Requirements.
Check each line of the listing below for the word "that" and say how many lines have it. Nothing else should be written.

___ Dataset ___

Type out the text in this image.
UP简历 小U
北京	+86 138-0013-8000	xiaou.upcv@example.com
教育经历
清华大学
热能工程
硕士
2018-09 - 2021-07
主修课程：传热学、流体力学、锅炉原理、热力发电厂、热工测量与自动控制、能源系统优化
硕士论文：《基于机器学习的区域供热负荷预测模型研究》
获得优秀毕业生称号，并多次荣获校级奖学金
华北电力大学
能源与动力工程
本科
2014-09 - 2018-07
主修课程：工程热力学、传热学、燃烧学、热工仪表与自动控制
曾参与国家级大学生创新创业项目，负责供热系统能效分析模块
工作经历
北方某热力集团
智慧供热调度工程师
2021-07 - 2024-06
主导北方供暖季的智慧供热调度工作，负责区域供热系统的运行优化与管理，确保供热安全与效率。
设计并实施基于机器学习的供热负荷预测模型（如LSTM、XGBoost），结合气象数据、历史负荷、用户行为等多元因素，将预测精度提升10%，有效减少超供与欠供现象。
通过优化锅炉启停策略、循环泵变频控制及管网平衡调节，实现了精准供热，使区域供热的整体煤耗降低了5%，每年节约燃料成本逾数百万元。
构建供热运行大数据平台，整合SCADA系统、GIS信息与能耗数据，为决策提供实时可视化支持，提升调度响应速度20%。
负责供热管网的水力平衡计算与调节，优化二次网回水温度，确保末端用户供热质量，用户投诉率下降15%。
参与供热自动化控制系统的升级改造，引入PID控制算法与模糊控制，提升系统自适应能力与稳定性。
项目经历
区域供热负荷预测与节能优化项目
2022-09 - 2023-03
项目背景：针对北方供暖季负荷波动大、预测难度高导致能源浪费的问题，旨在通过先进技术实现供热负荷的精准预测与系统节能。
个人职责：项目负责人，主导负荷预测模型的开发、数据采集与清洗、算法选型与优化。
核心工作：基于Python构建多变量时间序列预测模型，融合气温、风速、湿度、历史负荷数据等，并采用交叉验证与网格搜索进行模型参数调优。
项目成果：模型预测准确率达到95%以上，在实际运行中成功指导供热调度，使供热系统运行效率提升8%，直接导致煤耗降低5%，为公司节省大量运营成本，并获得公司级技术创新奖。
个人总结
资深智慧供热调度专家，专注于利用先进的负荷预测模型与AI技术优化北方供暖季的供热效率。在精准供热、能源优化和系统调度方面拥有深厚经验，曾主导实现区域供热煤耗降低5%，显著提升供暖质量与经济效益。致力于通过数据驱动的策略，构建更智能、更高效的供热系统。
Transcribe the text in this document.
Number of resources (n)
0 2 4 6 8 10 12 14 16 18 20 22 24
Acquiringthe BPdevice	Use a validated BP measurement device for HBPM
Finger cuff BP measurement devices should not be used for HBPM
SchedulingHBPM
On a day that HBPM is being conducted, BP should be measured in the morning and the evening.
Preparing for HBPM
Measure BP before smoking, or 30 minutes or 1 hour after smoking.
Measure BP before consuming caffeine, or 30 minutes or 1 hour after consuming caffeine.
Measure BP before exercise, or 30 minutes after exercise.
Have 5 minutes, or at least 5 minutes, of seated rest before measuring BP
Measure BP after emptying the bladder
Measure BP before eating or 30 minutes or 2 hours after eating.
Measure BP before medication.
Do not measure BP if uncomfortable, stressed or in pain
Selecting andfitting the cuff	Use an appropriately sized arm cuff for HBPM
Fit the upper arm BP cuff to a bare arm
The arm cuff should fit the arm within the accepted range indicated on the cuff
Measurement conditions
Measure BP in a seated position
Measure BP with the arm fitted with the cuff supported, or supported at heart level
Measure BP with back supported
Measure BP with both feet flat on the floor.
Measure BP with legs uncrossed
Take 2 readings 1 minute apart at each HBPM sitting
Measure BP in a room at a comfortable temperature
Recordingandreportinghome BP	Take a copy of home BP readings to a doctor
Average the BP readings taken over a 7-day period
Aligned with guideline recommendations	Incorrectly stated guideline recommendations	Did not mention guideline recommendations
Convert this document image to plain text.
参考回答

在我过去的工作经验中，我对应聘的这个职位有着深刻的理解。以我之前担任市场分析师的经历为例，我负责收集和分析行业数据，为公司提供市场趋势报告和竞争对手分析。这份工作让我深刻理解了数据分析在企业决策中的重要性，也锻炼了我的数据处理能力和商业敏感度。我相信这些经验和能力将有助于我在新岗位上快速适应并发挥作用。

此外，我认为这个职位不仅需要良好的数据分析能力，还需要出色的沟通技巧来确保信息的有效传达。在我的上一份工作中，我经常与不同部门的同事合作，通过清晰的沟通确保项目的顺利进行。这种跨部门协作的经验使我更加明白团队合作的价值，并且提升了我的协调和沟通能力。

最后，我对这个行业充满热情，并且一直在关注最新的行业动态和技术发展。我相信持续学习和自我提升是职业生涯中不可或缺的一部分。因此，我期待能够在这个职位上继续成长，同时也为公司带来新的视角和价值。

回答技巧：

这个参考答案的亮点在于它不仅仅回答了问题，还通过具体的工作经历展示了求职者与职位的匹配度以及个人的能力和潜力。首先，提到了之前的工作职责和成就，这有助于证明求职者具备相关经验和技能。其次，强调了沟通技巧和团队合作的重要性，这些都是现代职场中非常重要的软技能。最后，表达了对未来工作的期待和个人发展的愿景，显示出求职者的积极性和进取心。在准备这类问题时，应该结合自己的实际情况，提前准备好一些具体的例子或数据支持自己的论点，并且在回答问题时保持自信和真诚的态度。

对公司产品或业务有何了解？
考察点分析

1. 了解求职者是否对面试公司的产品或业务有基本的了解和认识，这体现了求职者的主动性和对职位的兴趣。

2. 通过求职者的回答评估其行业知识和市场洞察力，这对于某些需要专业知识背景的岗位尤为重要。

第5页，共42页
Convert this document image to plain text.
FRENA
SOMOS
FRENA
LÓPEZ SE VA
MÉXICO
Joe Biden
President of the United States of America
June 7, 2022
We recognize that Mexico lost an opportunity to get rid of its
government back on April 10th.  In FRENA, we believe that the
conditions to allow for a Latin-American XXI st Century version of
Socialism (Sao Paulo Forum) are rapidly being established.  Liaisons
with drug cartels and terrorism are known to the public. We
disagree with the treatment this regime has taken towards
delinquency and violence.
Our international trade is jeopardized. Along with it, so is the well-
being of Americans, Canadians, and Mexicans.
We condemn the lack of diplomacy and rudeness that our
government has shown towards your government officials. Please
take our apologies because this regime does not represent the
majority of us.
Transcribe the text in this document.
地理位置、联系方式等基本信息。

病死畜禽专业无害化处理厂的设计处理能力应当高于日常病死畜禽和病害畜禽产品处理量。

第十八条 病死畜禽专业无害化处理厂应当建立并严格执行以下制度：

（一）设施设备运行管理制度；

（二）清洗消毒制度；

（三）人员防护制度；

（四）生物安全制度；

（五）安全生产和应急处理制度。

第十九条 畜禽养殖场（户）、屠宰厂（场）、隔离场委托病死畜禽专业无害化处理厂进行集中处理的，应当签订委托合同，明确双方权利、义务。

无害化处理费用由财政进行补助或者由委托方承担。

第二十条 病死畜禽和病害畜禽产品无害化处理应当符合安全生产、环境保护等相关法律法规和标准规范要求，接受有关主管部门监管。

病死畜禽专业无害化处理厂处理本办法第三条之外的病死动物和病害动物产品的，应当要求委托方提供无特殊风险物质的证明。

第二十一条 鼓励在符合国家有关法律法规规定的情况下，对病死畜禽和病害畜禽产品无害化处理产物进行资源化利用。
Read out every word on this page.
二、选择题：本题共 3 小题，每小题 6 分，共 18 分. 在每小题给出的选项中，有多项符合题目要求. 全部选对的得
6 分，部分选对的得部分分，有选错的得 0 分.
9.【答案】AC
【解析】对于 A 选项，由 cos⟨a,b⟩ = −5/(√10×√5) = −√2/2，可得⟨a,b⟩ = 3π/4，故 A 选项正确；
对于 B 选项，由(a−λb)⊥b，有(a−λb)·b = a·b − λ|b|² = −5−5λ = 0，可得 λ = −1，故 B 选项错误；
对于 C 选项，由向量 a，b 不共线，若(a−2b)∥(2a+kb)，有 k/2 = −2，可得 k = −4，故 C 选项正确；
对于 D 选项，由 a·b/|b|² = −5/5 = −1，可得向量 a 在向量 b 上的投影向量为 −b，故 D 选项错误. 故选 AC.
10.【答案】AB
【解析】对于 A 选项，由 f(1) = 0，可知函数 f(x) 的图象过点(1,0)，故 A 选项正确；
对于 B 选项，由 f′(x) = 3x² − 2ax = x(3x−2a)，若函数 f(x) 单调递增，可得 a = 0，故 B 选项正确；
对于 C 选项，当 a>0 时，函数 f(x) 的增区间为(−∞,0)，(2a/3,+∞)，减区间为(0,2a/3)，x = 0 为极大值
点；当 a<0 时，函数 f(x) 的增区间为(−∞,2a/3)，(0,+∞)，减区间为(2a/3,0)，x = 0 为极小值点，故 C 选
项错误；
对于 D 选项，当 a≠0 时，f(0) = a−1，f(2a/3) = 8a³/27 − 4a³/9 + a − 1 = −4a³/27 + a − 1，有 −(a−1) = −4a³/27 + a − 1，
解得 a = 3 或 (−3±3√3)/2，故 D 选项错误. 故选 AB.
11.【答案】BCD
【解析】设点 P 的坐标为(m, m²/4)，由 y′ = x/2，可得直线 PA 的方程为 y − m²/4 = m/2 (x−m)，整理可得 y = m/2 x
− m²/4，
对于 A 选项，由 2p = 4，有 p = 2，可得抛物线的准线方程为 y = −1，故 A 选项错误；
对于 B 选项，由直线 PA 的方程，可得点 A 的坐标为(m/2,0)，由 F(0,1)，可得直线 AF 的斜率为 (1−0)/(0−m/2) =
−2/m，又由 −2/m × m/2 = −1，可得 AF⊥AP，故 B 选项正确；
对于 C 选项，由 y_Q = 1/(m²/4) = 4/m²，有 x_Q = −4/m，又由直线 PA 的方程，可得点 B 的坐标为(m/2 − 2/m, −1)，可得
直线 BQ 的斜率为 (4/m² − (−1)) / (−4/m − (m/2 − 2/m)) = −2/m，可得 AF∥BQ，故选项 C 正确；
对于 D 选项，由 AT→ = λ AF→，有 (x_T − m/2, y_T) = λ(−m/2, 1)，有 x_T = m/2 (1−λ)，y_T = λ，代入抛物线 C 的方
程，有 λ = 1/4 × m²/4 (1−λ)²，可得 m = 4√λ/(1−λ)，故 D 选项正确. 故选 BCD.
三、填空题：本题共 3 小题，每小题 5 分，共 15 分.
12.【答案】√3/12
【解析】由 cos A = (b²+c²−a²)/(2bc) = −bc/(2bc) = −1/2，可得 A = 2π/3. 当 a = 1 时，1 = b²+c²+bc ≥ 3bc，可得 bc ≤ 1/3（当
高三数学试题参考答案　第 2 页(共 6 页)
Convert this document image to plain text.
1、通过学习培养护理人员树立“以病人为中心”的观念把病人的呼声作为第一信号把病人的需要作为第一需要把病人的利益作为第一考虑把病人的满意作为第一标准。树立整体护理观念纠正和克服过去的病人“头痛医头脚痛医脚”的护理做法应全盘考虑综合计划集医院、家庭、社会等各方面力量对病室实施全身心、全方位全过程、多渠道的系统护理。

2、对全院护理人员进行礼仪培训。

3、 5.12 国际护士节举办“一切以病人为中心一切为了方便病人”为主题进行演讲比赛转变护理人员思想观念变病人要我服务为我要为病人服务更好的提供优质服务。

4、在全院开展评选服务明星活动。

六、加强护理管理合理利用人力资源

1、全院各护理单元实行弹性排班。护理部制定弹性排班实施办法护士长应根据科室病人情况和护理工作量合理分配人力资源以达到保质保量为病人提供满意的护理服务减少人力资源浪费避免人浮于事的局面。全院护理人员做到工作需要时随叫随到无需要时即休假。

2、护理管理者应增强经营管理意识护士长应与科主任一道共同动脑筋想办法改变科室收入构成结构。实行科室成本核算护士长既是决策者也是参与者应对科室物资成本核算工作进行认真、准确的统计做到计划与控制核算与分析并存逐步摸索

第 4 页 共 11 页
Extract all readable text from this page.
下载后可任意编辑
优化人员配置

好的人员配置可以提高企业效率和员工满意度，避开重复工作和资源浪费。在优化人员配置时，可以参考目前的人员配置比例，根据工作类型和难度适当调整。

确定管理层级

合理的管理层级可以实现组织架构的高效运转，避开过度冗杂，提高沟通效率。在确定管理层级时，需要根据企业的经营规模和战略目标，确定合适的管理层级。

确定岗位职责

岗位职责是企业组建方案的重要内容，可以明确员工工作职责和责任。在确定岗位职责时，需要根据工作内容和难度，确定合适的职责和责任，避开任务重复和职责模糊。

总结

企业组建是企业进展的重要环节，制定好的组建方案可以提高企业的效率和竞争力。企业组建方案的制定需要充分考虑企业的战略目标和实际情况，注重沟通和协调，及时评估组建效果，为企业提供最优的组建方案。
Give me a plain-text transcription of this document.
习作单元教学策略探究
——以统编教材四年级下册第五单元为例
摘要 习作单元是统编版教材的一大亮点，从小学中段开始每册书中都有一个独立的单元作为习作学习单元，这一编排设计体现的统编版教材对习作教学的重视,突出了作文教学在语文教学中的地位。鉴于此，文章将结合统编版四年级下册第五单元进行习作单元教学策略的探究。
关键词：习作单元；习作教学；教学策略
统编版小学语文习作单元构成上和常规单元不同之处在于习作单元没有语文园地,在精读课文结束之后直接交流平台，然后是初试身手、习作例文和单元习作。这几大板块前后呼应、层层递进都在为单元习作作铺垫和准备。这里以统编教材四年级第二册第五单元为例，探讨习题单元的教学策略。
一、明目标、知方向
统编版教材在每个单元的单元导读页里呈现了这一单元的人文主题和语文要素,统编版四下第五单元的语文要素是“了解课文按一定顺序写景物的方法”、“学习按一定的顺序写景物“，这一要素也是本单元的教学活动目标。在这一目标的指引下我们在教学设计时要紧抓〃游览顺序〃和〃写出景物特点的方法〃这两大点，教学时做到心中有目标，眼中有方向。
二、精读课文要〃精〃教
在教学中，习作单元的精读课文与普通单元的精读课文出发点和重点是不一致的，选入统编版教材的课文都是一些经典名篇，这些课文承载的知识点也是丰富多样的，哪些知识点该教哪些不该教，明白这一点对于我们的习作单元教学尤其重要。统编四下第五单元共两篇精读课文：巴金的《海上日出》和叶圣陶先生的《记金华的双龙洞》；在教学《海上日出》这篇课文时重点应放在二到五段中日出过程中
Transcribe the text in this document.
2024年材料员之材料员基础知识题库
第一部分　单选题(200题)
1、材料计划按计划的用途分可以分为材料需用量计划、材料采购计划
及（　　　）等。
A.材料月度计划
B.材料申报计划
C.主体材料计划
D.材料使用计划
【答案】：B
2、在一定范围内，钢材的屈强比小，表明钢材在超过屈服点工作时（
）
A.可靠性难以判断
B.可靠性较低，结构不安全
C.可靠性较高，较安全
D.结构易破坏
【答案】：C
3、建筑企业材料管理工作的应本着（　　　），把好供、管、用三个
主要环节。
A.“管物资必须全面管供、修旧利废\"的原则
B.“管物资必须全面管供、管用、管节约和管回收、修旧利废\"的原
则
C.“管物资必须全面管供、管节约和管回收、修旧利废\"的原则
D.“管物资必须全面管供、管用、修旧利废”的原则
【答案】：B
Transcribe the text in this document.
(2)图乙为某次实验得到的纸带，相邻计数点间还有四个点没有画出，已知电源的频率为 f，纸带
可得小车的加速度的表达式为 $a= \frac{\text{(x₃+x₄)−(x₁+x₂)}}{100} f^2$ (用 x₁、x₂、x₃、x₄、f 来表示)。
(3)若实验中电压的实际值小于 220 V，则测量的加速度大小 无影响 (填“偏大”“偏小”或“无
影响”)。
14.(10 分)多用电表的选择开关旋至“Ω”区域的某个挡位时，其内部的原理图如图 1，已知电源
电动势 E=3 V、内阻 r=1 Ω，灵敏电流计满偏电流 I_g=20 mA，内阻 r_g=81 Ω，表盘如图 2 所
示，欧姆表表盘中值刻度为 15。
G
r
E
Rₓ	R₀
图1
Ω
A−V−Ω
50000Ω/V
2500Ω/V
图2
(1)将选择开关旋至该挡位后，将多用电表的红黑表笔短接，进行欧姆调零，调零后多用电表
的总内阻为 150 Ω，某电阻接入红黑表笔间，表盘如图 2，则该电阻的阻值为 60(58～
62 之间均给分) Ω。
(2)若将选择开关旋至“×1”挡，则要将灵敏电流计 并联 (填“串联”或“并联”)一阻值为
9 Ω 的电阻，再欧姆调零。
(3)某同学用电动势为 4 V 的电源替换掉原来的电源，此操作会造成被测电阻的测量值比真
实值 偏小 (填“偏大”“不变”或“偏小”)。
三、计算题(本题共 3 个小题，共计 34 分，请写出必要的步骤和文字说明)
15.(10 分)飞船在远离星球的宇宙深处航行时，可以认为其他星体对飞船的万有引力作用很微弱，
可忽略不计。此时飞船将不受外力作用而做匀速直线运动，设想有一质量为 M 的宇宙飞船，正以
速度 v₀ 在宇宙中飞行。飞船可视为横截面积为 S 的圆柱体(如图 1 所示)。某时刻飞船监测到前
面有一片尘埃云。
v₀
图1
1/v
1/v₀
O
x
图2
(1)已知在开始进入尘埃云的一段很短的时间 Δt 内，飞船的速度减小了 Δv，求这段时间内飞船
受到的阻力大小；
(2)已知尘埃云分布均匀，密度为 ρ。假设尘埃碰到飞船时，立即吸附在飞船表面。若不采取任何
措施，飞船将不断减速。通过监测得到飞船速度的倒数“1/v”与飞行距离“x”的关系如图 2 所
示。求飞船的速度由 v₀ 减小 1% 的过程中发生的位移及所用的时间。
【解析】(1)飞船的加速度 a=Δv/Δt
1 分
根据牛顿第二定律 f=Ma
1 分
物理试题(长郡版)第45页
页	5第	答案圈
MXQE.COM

___

Exercise solution.
4